**** RECORDS SUPPLIED

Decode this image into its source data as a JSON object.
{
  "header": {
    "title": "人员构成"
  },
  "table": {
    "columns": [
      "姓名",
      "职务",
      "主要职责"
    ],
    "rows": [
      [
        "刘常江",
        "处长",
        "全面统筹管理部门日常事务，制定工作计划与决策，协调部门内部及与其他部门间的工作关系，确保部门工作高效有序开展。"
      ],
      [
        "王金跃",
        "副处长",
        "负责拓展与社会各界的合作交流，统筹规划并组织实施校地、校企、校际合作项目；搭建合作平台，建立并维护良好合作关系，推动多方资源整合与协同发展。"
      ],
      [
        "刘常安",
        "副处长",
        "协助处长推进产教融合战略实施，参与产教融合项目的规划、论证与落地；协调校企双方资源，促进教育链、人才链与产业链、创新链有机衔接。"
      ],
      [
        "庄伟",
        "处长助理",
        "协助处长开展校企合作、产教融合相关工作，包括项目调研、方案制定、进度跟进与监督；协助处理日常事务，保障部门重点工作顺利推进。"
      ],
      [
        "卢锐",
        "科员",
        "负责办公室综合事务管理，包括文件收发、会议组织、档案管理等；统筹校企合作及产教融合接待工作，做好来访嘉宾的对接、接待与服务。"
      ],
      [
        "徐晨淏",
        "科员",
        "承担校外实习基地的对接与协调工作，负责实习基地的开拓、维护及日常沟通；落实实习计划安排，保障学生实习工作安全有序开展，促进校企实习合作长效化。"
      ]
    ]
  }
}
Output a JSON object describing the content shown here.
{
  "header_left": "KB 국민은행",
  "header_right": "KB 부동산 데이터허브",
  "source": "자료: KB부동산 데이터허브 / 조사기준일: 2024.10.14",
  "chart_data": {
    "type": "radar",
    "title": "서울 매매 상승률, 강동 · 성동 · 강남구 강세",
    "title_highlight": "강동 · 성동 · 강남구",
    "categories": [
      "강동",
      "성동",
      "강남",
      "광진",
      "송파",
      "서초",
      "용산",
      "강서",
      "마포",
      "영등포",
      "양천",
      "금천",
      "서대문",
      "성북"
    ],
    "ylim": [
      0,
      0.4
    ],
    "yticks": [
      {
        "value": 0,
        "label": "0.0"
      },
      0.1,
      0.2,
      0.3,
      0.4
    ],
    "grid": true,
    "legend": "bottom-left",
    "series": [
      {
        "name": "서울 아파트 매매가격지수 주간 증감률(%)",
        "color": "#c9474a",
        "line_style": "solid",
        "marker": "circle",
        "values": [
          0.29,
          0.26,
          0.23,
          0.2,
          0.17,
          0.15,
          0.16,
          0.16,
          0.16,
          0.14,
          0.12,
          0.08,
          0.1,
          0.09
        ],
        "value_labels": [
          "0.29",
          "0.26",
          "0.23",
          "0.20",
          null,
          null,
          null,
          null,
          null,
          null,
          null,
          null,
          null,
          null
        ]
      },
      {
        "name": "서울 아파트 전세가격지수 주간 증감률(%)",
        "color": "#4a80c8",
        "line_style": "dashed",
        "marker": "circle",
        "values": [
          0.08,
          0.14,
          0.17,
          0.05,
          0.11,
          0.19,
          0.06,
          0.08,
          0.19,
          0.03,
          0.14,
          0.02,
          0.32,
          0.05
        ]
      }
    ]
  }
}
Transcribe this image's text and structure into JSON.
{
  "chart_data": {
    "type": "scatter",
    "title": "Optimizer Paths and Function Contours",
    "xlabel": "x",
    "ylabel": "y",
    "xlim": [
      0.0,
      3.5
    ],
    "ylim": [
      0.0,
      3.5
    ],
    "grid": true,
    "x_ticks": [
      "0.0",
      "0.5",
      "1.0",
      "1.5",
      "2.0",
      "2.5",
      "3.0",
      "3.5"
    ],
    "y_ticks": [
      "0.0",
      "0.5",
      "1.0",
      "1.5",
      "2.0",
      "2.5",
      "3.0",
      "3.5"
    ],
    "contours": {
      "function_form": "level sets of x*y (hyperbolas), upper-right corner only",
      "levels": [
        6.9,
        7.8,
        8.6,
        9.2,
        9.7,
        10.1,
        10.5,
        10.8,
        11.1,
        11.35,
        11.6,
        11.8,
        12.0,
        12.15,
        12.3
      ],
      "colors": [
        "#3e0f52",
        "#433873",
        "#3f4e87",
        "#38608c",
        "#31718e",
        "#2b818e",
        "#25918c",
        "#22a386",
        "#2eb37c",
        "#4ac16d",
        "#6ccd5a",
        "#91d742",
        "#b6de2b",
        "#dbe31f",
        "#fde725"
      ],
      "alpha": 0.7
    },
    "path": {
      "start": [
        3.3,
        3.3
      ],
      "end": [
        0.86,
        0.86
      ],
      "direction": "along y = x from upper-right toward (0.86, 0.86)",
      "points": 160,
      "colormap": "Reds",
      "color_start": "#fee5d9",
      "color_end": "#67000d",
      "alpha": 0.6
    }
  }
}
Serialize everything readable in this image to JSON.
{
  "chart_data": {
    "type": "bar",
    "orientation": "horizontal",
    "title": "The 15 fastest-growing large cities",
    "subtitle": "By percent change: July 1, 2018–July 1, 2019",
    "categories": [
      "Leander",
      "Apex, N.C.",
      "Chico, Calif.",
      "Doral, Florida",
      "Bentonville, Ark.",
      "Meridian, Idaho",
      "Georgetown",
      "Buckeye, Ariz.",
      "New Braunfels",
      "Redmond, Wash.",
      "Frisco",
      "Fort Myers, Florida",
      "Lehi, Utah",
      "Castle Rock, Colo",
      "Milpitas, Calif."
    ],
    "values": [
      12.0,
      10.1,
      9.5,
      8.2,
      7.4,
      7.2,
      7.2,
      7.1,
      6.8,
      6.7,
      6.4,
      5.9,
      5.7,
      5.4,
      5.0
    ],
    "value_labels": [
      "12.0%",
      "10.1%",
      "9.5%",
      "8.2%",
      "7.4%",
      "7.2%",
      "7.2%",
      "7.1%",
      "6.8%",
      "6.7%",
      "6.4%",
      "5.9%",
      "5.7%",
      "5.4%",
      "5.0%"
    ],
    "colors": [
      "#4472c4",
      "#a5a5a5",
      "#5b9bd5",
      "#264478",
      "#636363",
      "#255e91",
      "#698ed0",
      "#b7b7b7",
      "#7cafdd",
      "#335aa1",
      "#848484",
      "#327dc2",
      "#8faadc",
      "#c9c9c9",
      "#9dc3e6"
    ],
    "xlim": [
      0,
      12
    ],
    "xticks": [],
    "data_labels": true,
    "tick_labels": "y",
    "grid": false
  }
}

********

§ **WRITTEN EXERCISE**
Transcribe the records above exactly as they appear.

§ **RESULT OF THE TASK**
Decode this image into its source data as a JSON object.
{
  "header": {
    "title": "人员构成"
  },
  "table": {
    "columns": [
      "姓名",
      "职务",
      "主要职责"
    ],
    "rows": [
      [
        "刘常江",
        "处长",
        "全面统筹管理部门日常事务，制定工作计划与决策，协调部门内部及与其他部门间的工作关系，确保部门工作高效有序开展。"
      ],
      [
        "王金跃",
        "副处长",
        "负责拓展与社会各界的合作交流，统筹规划并组织实施校地、校企、校际合作项目；搭建合作平台，建立并维护良好合作关系，推动多方资源整合与协同发展。"
      ],
      [
        "刘常安",
        "副处长",
        "协助处长推进产教融合战略实施，参与产教融合项目的规划、论证与落地；协调校企双方资源，促进教育链、人才链与产业链、创新链有机衔接。"
      ],
      [
        "庄伟",
        "处长助理",
        "协助处长开展校企合作、产教融合相关工作，包括项目调研、方案制定、进度跟进与监督；协助处理日常事务，保障部门重点工作顺利推进。"
      ],
      [
        "卢锐",
        "科员",
        "负责办公室综合事务管理，包括文件收发、会议组织、档案管理等；统筹校企合作及产教融合接待工作，做好来访嘉宾的对接、接待与服务。"
      ],
      [
        "徐晨淏",
        "科员",
        "承担校外实习基地的对接与协调工作，负责实习基地的开拓、维护及日常沟通；落实实习计划安排，保障学生实习工作安全有序开展，促进校企实习合作长效化。"
      ]
    ]
  }
}
Output a JSON object describing the content shown here.
{
  "header_left": "KB 국민은행",
  "header_right": "KB 부동산 데이터허브",
  "source": "자료: KB부동산 데이터허브 / 조사기준일: 2024.10.14",
  "chart_data": {
    "type": "radar",
    "title": "서울 매매 상승률, 강동 · 성동 · 강남구 강세",
    "title_highlight": "강동 · 성동 · 강남구",
    "categories": [
      "강동",
      "성동",
      "강남",
      "광진",
      "송파",
      "서초",
      "용산",
      "강서",
      "마포",
      "영등포",
      "양천",
      "금천",
      "서대문",
      "성북"
    ],
    "ylim": [
      0,
      0.4
    ],
    "yticks": [
      {
        "value": 0,
        "label": "0.0"
      },
      0.1,
      0.2,
      0.3,
      0.4
    ],
    "grid": true,
    "legend": "bottom-left",
    "series": [
      {
        "name": "서울 아파트 매매가격지수 주간 증감률(%)",
        "color": "#c9474a",
        "line_style": "solid",
        "marker": "circle",
        "values": [
          0.29,
          0.26,
          0.23,
          0.2,
          0.17,
          0.15,
          0.16,
          0.16,
          0.16,
          0.14,
          0.12,
          0.08,
          0.1,
          0.09
        ],
        "value_labels": [
          "0.29",
          "0.26",
          "0.23",
          "0.20",
          null,
          null,
          null,
          null,
          null,
          null,
          null,
          null,
          null,
          null
        ]
      },
      {
        "name": "서울 아파트 전세가격지수 주간 증감률(%)",
        "color": "#4a80c8",
        "line_style": "dashed",
        "marker": "circle",
        "values": [
          0.08,
          0.14,
          0.17,
          0.05,
          0.11,
          0.19,
          0.06,
          0.08,
          0.19,
          0.03,
          0.14,
          0.02,
          0.32,
          0.05
        ]
      }
    ]
  }
}
Transcribe this image's text and structure into JSON.
{
  "chart_data": {
    "type": "scatter",
    "title": "Optimizer Paths and Function Contours",
    "xlabel": "x",
    "ylabel": "y",
    "xlim": [
      0.0,
      3.5
    ],
    "ylim": [
      0.0,
      3.5
    ],
    "grid": true,
    "x_ticks": [
      "0.0",
      "0.5",
      "1.0",
      "1.5",
      "2.0",
      "2.5",
      "3.0",
      "3.5"
    ],
    "y_ticks": [
      "0.0",
      "0.5",
      "1.0",
      "1.5",
      "2.0",
      "2.5",
      "3.0",
      "3.5"
    ],
    "contours": {
      "function_form": "level sets of x*y (hyperbolas), upper-right corner only",
      "levels": [
        6.9,
        7.8,
        8.6,
        9.2,
        9.7,
        10.1,
        10.5,
        10.8,
        11.1,
        11.35,
        11.6,
        11.8,
        12.0,
        12.15,
        12.3
      ],
      "colors": [
        "#3e0f52",
        "#433873",
        "#3f4e87",
        "#38608c",
        "#31718e",
        "#2b818e",
        "#25918c",
        "#22a386",
        "#2eb37c",
        "#4ac16d",
        "#6ccd5a",
        "#91d742",
        "#b6de2b",
        "#dbe31f",
        "#fde725"
      ],
      "alpha": 0.7
    },
    "path": {
      "start": [
        3.3,
        3.3
      ],
      "end": [
        0.86,
        0.86
      ],
      "direction": "along y = x from upper-right toward (0.86, 0.86)",
      "points": 160,
      "colormap": "Reds",
      "color_start": "#fee5d9",
      "color_end": "#67000d",
      "alpha": 0.6
    }
  }
}
Serialize everything readable in this image to JSON.
{
  "chart_data": {
    "type": "bar",
    "orientation": "horizontal",
    "title": "The 15 fastest-growing large cities",
    "subtitle": "By percent change: July 1, 2018–July 1, 2019",
    "categories": [
      "Leander",
      "Apex, N.C.",
      "Chico, Calif.",
      "Doral, Florida",
      "Bentonville, Ark.",
      "Meridian, Idaho",
      "Georgetown",
      "Buckeye, Ariz.",
      "New Braunfels",
      "Redmond, Wash.",
      "Frisco",
      "Fort Myers, Florida",
      "Lehi, Utah",
      "Castle Rock, Colo",
      "Milpitas, Calif."
    ],
    "values": [
      12.0,
      10.1,
      9.5,
      8.2,
      7.4,
      7.2,
      7.2,
      7.1,
      6.8,
      6.7,
      6.4,
      5.9,
      5.7,
      5.4,
      5.0
    ],
    "value_labels": [
      "12.0%",
      "10.1%",
      "9.5%",
      "8.2%",
      "7.4%",
      "7.2%",
      "7.2%",
      "7.1%",
      "6.8%",
      "6.7%",
      "6.4%",
      "5.9%",
      "5.7%",
      "5.4%",
      "5.0%"
    ],
    "colors": [
      "#4472c4",
      "#a5a5a5",
      "#5b9bd5",
      "#264478",
      "#636363",
      "#255e91",
      "#698ed0",
      "#b7b7b7",
      "#7cafdd",
      "#335aa1",
      "#848484",
      "#327dc2",
      "#8faadc",
      "#c9c9c9",
      "#9dc3e6"
    ],
    "xlim": [
      0,
      12
    ],
    "xticks": [],
    "data_labels": true,
    "tick_labels": "y",
    "grid": false
  }
}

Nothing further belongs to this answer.